══ Recorded data ══

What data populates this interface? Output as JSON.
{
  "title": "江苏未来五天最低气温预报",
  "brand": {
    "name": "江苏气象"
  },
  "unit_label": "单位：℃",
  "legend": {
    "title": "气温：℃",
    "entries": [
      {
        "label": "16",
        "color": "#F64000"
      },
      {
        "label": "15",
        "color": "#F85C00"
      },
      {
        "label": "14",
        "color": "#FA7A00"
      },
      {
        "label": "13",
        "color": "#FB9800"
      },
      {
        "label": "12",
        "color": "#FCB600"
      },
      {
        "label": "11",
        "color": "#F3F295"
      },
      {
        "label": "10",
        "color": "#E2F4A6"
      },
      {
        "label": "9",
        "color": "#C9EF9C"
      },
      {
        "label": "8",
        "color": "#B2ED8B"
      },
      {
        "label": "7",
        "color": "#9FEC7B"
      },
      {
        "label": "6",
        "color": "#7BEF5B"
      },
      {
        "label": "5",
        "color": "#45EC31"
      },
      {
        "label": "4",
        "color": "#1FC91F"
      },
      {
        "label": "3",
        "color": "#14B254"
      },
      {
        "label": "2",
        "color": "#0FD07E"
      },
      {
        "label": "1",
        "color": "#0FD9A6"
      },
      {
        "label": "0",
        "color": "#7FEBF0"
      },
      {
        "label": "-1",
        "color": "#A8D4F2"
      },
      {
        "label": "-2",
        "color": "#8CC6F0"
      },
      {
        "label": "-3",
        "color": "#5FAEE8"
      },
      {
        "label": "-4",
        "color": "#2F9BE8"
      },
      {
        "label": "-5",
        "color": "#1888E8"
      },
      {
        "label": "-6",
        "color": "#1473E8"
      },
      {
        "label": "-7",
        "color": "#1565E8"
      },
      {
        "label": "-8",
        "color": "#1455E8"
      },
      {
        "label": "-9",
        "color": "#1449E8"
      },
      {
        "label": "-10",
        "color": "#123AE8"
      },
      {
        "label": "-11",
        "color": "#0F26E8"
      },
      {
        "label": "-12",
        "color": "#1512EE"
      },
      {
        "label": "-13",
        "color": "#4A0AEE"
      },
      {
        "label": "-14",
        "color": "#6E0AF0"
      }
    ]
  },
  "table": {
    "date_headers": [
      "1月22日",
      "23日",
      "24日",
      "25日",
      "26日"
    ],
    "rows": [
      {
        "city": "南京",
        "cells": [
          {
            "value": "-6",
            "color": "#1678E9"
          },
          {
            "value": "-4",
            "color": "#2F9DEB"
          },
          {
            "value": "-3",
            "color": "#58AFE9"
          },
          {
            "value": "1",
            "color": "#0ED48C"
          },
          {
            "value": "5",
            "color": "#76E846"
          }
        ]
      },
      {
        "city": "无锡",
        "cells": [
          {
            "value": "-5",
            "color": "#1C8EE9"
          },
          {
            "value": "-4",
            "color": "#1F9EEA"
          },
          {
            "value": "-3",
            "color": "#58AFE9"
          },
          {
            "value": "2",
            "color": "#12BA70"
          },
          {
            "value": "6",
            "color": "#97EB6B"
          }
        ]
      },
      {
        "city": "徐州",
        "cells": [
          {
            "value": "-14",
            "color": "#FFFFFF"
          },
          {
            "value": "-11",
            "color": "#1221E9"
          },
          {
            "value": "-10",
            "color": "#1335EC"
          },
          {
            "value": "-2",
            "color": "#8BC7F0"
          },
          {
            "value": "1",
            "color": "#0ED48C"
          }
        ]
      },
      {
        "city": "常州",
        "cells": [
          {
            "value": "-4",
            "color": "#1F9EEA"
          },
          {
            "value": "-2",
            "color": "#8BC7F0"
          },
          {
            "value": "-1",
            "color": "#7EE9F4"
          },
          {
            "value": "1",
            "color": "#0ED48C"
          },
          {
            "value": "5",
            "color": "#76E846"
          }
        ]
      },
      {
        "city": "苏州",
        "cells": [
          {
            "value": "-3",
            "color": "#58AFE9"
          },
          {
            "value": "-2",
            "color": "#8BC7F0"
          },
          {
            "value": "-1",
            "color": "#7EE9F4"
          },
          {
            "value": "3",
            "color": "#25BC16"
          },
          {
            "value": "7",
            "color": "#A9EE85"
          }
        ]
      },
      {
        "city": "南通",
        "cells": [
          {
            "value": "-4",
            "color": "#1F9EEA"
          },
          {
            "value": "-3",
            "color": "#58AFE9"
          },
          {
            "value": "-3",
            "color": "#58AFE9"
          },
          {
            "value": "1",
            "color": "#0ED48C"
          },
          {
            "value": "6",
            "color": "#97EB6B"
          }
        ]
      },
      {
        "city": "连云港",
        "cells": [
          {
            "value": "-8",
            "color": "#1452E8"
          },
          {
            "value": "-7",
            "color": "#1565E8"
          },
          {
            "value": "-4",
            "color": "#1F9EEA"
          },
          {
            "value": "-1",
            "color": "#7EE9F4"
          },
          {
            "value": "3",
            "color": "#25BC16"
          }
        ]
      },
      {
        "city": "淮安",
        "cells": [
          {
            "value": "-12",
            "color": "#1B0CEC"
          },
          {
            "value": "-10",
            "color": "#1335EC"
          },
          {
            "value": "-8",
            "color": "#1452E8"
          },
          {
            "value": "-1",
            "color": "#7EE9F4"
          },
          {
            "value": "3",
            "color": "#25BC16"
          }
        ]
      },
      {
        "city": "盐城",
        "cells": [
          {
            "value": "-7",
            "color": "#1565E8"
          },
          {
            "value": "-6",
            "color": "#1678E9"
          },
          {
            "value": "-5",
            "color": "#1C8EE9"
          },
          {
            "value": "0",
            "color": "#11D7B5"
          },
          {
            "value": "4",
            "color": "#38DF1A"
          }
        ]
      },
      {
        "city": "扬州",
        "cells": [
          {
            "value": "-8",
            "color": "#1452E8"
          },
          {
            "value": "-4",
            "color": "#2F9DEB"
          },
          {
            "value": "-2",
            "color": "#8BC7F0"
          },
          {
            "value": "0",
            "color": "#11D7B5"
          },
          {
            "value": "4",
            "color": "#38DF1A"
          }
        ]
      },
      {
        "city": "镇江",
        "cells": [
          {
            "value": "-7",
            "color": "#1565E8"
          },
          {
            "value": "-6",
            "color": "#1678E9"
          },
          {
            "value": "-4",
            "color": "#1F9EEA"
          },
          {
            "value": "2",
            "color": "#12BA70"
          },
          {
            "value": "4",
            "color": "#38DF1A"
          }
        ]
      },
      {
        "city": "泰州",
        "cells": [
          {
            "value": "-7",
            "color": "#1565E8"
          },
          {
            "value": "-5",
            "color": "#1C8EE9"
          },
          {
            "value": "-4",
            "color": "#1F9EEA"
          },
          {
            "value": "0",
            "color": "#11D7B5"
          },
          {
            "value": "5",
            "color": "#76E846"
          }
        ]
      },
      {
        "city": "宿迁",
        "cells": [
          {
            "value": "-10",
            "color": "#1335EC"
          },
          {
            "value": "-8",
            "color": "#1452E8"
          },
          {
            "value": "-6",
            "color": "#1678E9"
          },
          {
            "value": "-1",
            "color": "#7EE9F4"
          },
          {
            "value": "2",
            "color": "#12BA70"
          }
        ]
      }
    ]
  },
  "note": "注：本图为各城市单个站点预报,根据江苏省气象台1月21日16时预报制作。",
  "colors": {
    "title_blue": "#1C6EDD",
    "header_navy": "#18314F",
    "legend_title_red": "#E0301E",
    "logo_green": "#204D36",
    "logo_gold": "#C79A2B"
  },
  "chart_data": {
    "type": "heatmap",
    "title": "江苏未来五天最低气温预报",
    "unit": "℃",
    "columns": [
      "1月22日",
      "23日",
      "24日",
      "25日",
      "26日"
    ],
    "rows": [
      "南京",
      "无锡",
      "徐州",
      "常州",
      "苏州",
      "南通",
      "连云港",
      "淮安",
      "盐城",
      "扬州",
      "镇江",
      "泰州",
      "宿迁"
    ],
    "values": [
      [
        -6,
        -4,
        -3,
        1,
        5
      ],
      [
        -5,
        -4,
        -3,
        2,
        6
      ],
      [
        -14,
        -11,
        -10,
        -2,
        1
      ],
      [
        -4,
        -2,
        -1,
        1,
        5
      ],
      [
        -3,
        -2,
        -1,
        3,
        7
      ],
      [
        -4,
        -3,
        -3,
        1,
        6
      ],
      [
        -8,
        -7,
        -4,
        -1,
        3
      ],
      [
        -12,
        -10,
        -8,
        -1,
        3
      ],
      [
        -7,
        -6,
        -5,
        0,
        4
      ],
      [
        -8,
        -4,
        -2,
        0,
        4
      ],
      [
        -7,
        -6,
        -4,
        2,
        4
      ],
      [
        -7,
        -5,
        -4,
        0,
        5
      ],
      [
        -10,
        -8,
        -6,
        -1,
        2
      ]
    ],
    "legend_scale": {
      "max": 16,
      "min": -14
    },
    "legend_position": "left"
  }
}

═══

Your instructions - For the string "江苏未来五天最低气温预报", count the lines of the entries above that include it; answer with the number only.

Solved exercise - 2